> **Records for this exercise**:
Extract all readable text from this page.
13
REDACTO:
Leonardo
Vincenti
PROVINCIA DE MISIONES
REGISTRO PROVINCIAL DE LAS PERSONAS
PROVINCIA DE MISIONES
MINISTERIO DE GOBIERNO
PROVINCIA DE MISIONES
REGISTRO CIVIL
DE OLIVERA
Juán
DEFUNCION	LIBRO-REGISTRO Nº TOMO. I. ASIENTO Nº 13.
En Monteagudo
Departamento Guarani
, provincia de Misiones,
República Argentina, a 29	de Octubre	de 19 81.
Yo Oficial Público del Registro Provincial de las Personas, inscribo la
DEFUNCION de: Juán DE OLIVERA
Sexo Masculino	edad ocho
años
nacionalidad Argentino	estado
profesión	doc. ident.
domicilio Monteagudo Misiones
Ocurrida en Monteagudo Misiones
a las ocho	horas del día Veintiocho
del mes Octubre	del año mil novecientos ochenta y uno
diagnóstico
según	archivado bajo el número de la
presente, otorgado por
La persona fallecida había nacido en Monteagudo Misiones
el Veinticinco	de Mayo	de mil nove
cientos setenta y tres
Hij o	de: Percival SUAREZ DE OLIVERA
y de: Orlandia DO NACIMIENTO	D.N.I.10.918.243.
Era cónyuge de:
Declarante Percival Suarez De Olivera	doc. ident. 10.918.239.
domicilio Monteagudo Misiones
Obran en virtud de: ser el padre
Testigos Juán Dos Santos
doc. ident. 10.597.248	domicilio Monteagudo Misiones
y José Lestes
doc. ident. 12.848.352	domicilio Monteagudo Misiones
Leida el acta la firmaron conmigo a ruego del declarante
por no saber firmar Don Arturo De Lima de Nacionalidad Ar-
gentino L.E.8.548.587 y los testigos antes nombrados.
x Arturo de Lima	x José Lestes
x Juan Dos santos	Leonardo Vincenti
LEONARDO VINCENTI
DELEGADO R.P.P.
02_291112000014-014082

> **Exercise details**: Find the lines containing "Lima" and pull them out.

> **Finished task**:
por no saber firmar Don Arturo De Lima de Nacionalidad Ar-
x Arturo de Lima	x José Lestes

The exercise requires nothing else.